→ Instructions to follow
Retype all of the data exactly as given.

>> Begin Data for the task

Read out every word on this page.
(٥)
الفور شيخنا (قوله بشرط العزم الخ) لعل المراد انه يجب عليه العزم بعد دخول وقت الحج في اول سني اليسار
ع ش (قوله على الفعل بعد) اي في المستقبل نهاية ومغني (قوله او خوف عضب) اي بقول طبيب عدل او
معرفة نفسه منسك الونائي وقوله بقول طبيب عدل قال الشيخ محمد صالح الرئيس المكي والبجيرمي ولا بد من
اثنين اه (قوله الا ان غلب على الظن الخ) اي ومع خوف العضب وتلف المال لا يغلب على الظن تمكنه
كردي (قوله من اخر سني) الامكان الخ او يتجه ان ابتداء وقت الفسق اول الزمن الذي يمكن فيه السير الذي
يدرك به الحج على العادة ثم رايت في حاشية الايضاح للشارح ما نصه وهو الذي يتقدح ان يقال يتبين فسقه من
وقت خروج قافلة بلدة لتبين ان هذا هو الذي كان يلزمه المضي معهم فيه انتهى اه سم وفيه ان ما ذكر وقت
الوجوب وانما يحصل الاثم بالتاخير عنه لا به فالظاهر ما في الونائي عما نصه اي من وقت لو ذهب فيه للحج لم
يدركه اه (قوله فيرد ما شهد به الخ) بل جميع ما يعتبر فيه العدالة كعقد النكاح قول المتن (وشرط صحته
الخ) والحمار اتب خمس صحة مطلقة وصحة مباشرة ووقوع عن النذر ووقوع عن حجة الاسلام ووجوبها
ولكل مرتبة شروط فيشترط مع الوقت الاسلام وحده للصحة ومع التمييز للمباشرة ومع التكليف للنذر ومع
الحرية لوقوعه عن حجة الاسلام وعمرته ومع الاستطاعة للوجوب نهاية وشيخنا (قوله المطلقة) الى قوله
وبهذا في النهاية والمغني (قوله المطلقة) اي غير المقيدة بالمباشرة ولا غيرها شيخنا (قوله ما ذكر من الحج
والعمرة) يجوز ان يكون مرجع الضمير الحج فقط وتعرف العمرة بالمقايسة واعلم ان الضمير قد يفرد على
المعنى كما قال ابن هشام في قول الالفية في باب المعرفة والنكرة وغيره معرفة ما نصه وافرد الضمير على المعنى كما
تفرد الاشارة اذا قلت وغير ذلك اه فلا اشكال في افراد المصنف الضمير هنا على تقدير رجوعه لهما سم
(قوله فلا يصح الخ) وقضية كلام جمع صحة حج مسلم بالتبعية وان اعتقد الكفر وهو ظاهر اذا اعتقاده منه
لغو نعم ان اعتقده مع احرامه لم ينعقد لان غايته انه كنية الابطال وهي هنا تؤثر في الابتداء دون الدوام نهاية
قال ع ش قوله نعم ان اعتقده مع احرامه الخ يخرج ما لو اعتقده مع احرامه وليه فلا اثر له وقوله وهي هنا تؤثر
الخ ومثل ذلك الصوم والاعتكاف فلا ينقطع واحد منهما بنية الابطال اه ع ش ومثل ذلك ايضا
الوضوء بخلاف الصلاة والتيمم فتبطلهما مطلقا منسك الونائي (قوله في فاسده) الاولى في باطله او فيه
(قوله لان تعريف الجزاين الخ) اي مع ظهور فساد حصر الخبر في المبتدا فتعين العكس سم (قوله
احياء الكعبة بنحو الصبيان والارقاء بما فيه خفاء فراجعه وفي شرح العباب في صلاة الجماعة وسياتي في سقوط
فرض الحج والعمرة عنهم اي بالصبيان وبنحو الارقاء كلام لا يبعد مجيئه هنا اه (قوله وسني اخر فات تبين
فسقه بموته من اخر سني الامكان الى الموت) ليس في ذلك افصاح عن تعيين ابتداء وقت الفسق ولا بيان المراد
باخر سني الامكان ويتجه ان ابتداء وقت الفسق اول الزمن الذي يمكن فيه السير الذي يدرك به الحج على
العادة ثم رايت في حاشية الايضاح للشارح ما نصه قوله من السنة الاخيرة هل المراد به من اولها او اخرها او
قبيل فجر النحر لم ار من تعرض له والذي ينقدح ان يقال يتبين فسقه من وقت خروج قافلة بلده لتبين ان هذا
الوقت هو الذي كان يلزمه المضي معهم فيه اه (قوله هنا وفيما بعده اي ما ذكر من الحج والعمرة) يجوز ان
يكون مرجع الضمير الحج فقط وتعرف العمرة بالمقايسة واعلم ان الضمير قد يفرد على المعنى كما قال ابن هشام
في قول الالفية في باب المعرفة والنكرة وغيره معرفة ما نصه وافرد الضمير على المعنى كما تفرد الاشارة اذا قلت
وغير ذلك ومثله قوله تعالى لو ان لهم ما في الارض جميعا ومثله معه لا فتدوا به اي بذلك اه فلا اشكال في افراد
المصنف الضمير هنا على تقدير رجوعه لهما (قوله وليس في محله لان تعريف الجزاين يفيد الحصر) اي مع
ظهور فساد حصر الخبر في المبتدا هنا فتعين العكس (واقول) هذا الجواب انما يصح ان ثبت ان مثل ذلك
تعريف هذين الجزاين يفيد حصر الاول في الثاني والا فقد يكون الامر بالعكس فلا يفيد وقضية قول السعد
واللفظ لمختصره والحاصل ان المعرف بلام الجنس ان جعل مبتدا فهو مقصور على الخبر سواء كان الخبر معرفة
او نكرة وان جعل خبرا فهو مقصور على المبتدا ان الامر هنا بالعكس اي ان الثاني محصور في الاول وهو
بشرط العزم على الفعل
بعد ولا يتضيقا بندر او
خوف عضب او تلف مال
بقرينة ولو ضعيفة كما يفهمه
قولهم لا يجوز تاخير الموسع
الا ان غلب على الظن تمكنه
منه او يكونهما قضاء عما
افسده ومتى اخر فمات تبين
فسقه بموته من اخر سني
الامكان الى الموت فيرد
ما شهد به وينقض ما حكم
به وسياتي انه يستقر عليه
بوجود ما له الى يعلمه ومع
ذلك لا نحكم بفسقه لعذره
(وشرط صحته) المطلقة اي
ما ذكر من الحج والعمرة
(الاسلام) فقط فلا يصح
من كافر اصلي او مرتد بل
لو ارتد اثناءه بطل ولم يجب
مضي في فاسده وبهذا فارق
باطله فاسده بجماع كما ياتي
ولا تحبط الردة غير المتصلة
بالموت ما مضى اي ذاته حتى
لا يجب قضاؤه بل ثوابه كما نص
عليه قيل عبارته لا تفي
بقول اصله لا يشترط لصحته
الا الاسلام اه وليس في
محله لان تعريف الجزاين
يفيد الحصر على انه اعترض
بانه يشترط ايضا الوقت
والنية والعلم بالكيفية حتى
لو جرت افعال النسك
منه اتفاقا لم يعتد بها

>> End Data for the task

→ Exercise answer
Read out every word on this page.
(٥)
الفور شيخنا (قوله بشرط العزم الخ) لعل المراد انه يجب عليه العزم بعد دخول وقت الحج في اول سني اليسار
ع ش (قوله على الفعل بعد) اي في المستقبل نهاية ومغني (قوله او خوف عضب) اي بقول طبيب عدل او
معرفة نفسه منسك الونائي وقوله بقول طبيب عدل قال الشيخ محمد صالح الرئيس المكي والبجيرمي ولا بد من
اثنين اه (قوله الا ان غلب على الظن الخ) اي ومع خوف العضب وتلف المال لا يغلب على الظن تمكنه
كردي (قوله من اخر سني) الامكان الخ او يتجه ان ابتداء وقت الفسق اول الزمن الذي يمكن فيه السير الذي
يدرك به الحج على العادة ثم رايت في حاشية الايضاح للشارح ما نصه وهو الذي يتقدح ان يقال يتبين فسقه من
وقت خروج قافلة بلدة لتبين ان هذا هو الذي كان يلزمه المضي معهم فيه انتهى اه سم وفيه ان ما ذكر وقت
الوجوب وانما يحصل الاثم بالتاخير عنه لا به فالظاهر ما في الونائي عما نصه اي من وقت لو ذهب فيه للحج لم
يدركه اه (قوله فيرد ما شهد به الخ) بل جميع ما يعتبر فيه العدالة كعقد النكاح قول المتن (وشرط صحته
الخ) والحمار اتب خمس صحة مطلقة وصحة مباشرة ووقوع عن النذر ووقوع عن حجة الاسلام ووجوبها
ولكل مرتبة شروط فيشترط مع الوقت الاسلام وحده للصحة ومع التمييز للمباشرة ومع التكليف للنذر ومع
الحرية لوقوعه عن حجة الاسلام وعمرته ومع الاستطاعة للوجوب نهاية وشيخنا (قوله المطلقة) الى قوله
وبهذا في النهاية والمغني (قوله المطلقة) اي غير المقيدة بالمباشرة ولا غيرها شيخنا (قوله ما ذكر من الحج
والعمرة) يجوز ان يكون مرجع الضمير الحج فقط وتعرف العمرة بالمقايسة واعلم ان الضمير قد يفرد على
المعنى كما قال ابن هشام في قول الالفية في باب المعرفة والنكرة وغيره معرفة ما نصه وافرد الضمير على المعنى كما
تفرد الاشارة اذا قلت وغير ذلك اه فلا اشكال في افراد المصنف الضمير هنا على تقدير رجوعه لهما سم
(قوله فلا يصح الخ) وقضية كلام جمع صحة حج مسلم بالتبعية وان اعتقد الكفر وهو ظاهر اذا اعتقاده منه
لغو نعم ان اعتقده مع احرامه لم ينعقد لان غايته انه كنية الابطال وهي هنا تؤثر في الابتداء دون الدوام نهاية
قال ع ش قوله نعم ان اعتقده مع احرامه الخ يخرج ما لو اعتقده مع احرامه وليه فلا اثر له وقوله وهي هنا تؤثر
الخ ومثل ذلك الصوم والاعتكاف فلا ينقطع واحد منهما بنية الابطال اه ع ش ومثل ذلك ايضا
الوضوء بخلاف الصلاة والتيمم فتبطلهما مطلقا منسك الونائي (قوله في فاسده) الاولى في باطله او فيه
(قوله لان تعريف الجزاين الخ) اي مع ظهور فساد حصر الخبر في المبتدا فتعين العكس سم (قوله
احياء الكعبة بنحو الصبيان والارقاء بما فيه خفاء فراجعه وفي شرح العباب في صلاة الجماعة وسياتي في سقوط
فرض الحج والعمرة عنهم اي بالصبيان وبنحو الارقاء كلام لا يبعد مجيئه هنا اه (قوله وسني اخر فات تبين
فسقه بموته من اخر سني الامكان الى الموت) ليس في ذلك افصاح عن تعيين ابتداء وقت الفسق ولا بيان المراد
باخر سني الامكان ويتجه ان ابتداء وقت الفسق اول الزمن الذي يمكن فيه السير الذي يدرك به الحج على
العادة ثم رايت في حاشية الايضاح للشارح ما نصه قوله من السنة الاخيرة هل المراد به من اولها او اخرها او
قبيل فجر النحر لم ار من تعرض له والذي ينقدح ان يقال يتبين فسقه من وقت خروج قافلة بلده لتبين ان هذا
الوقت هو الذي كان يلزمه المضي معهم فيه اه (قوله هنا وفيما بعده اي ما ذكر من الحج والعمرة) يجوز ان
يكون مرجع الضمير الحج فقط وتعرف العمرة بالمقايسة واعلم ان الضمير قد يفرد على المعنى كما قال ابن هشام
في قول الالفية في باب المعرفة والنكرة وغيره معرفة ما نصه وافرد الضمير على المعنى كما تفرد الاشارة اذا قلت
وغير ذلك ومثله قوله تعالى لو ان لهم ما في الارض جميعا ومثله معه لا فتدوا به اي بذلك اه فلا اشكال في افراد
المصنف الضمير هنا على تقدير رجوعه لهما (قوله وليس في محله لان تعريف الجزاين يفيد الحصر) اي مع
ظهور فساد حصر الخبر في المبتدا هنا فتعين العكس (واقول) هذا الجواب انما يصح ان ثبت ان مثل ذلك
تعريف هذين الجزاين يفيد حصر الاول في الثاني والا فقد يكون الامر بالعكس فلا يفيد وقضية قول السعد
واللفظ لمختصره والحاصل ان المعرف بلام الجنس ان جعل مبتدا فهو مقصور على الخبر سواء كان الخبر معرفة
او نكرة وان جعل خبرا فهو مقصور على المبتدا ان الامر هنا بالعكس اي ان الثاني محصور في الاول وهو
بشرط العزم على الفعل
بعد ولا يتضيقا بندر او
خوف عضب او تلف مال
بقرينة ولو ضعيفة كما يفهمه
قولهم لا يجوز تاخير الموسع
الا ان غلب على الظن تمكنه
منه او يكونهما قضاء عما
افسده ومتى اخر فمات تبين
فسقه بموته من اخر سني
الامكان الى الموت فيرد
ما شهد به وينقض ما حكم
به وسياتي انه يستقر عليه
بوجود ما له الى يعلمه ومع
ذلك لا نحكم بفسقه لعذره
(وشرط صحته) المطلقة اي
ما ذكر من الحج والعمرة
(الاسلام) فقط فلا يصح
من كافر اصلي او مرتد بل
لو ارتد اثناءه بطل ولم يجب
مضي في فاسده وبهذا فارق
باطله فاسده بجماع كما ياتي
ولا تحبط الردة غير المتصلة
بالموت ما مضى اي ذاته حتى
لا يجب قضاؤه بل ثوابه كما نص
عليه قيل عبارته لا تفي
بقول اصله لا يشترط لصحته
الا الاسلام اه وليس في
محله لان تعريف الجزاين
يفيد الحصر على انه اعترض
بانه يشترط ايضا الوقت
والنية والعلم بالكيفية حتى
لو جرت افعال النسك
منه اتفاقا لم يعتد بها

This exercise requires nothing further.